▶ **Stated problem**:
Examine the records and identify each line that includes the string "Planning". Copy those lines.

▶ **Dataset listings of figures**:

....

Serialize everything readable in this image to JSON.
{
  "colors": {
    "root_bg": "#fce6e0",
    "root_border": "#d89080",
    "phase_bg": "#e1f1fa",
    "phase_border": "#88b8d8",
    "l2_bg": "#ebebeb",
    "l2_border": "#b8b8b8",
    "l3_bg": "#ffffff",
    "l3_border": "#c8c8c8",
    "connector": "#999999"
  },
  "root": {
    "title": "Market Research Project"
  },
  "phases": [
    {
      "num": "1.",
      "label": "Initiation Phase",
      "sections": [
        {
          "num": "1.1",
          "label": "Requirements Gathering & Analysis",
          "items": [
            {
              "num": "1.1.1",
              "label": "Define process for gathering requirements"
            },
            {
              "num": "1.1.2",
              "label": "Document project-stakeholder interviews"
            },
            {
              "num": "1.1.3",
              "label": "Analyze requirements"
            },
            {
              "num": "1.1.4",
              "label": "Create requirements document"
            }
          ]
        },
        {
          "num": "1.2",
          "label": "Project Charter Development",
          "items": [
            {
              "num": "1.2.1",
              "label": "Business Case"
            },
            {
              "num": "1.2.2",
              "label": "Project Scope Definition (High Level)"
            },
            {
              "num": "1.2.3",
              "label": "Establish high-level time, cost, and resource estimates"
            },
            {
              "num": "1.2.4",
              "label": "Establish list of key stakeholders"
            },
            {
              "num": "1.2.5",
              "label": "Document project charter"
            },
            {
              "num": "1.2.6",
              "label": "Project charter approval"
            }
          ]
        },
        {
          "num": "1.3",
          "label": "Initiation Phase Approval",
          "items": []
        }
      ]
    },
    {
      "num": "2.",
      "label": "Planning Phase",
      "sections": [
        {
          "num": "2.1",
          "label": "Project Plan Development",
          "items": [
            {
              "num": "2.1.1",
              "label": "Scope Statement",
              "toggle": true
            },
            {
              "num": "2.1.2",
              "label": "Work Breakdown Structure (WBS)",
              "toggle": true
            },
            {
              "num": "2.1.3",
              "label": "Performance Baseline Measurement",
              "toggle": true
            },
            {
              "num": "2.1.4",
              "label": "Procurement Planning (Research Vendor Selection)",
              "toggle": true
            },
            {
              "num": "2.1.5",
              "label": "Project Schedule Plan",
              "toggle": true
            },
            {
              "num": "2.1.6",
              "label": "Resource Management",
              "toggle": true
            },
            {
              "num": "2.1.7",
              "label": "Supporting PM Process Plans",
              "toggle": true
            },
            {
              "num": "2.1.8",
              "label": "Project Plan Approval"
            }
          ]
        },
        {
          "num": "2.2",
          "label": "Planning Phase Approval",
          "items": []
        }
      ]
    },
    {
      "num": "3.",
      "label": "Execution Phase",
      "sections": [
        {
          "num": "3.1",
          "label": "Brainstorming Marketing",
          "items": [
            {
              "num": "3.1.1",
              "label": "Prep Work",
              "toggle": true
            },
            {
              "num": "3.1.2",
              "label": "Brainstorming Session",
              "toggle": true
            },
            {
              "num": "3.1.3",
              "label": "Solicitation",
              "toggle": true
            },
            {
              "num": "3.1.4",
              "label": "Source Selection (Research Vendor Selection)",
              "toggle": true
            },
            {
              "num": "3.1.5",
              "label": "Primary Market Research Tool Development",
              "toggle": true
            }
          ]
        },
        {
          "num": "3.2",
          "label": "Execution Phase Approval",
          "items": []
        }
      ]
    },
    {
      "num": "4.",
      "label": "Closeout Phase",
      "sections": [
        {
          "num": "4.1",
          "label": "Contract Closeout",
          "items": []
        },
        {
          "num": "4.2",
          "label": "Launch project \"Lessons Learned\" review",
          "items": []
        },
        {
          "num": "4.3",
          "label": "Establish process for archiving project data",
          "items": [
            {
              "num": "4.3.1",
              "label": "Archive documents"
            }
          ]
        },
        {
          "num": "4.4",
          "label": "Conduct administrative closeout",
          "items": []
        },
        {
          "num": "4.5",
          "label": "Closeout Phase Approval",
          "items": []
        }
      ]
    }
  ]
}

....

▶ **Finished answer**:
      "label": "Planning Phase",
              "label": "Procurement Planning (Research Vendor Selection)",
          "label": "Planning Phase Approval",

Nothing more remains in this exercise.